----- DATASET RECORDS

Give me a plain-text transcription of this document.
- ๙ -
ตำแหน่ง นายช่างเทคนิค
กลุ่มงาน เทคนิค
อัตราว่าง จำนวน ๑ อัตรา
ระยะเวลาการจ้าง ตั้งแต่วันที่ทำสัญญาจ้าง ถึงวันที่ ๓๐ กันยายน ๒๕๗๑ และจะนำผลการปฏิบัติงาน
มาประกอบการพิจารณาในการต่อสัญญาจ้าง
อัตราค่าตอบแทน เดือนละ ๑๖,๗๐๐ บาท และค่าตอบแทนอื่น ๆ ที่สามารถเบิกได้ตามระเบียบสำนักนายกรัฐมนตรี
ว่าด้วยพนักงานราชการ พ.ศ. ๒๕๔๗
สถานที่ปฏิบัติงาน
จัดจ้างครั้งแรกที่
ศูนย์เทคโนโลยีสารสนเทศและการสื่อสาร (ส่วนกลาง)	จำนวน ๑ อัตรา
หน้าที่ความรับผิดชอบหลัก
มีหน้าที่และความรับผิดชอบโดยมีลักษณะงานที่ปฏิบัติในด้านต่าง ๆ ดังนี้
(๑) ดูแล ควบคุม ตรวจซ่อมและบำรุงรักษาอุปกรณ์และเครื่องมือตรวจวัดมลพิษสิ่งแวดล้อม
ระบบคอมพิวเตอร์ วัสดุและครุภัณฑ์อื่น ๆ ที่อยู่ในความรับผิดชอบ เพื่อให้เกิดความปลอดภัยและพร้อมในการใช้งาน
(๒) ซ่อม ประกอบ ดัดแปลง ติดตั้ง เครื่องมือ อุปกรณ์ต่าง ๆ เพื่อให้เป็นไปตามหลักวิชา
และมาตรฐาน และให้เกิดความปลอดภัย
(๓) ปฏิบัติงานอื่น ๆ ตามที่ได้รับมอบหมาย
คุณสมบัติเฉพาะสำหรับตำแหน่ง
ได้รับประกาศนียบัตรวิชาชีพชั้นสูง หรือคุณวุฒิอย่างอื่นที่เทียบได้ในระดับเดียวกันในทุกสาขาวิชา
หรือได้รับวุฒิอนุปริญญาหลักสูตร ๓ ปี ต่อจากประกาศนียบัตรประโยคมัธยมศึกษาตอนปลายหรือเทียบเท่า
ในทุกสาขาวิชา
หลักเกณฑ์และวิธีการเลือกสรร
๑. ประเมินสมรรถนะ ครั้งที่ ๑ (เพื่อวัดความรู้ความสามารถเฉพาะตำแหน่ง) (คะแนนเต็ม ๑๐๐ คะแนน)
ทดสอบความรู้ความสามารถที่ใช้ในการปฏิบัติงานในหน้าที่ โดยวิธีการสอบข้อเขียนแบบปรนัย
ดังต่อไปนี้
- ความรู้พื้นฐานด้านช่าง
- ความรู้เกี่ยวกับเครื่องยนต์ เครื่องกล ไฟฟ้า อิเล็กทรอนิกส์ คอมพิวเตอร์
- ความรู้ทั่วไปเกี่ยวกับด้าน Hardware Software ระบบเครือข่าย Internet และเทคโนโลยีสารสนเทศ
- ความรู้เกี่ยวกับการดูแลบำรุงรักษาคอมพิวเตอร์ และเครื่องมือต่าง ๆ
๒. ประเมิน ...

----------
----- DATASET RECORDS

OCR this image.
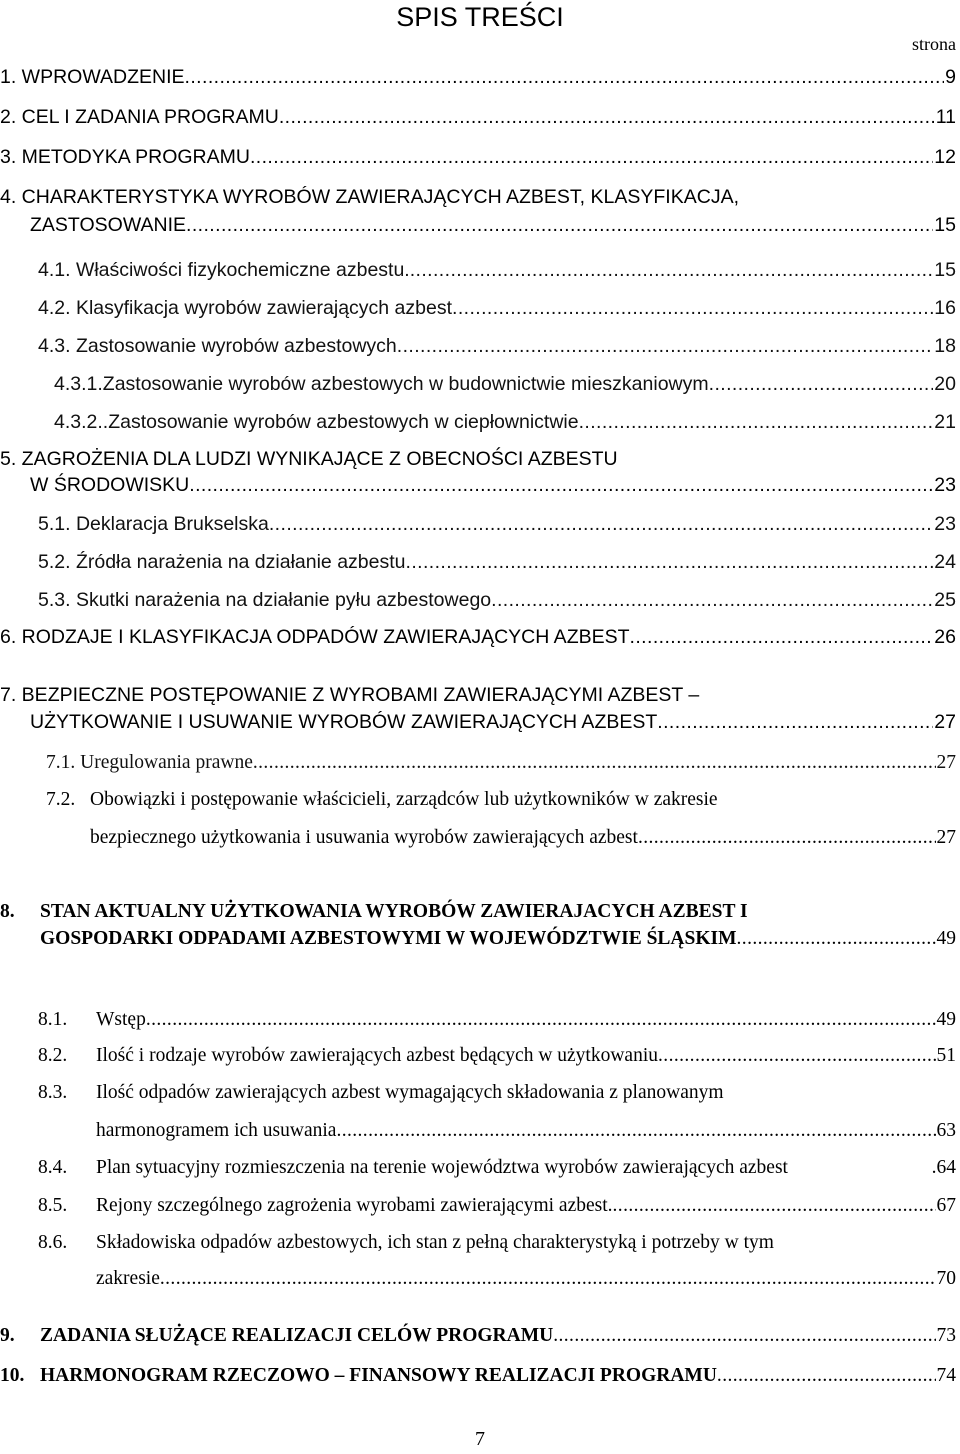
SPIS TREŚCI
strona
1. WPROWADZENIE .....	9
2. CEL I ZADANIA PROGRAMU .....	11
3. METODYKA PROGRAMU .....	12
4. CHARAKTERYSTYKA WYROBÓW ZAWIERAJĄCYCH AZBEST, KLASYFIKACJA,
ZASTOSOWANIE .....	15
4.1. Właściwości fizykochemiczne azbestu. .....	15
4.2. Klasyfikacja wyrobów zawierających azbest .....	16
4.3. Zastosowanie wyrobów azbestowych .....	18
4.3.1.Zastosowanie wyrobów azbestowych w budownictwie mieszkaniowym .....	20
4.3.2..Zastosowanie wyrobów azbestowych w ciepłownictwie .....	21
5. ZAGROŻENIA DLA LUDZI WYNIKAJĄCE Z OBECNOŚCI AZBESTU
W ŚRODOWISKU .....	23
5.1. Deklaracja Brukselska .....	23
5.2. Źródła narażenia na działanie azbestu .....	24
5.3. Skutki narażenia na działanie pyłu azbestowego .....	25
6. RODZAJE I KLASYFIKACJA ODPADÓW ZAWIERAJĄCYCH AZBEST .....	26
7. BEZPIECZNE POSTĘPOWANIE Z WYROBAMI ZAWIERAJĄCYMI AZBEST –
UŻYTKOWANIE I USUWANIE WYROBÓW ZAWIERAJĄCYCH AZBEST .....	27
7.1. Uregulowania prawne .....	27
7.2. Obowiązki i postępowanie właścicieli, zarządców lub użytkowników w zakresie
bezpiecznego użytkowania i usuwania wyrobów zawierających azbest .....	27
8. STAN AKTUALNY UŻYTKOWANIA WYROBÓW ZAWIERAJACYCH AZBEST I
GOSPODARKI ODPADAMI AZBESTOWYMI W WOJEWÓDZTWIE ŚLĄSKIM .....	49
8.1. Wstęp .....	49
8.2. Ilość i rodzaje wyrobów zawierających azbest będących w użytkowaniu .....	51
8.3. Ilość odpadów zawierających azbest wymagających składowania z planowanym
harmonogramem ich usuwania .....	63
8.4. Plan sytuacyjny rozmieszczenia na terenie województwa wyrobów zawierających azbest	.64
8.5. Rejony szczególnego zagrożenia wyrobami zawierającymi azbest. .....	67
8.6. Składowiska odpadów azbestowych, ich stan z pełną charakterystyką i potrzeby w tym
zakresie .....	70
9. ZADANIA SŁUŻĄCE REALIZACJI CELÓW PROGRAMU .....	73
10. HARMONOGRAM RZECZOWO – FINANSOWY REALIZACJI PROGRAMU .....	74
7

----------

WRITTEN EXERCISE. Which lines hold the word "Ilość"? Copy every one of them.

RESULT OF THE TASK.
8.2. Ilość i rodzaje wyrobów zawierających azbest będących w użytkowaniu .....	51
8.3. Ilość odpadów zawierających azbest wymagających składowania z planowanym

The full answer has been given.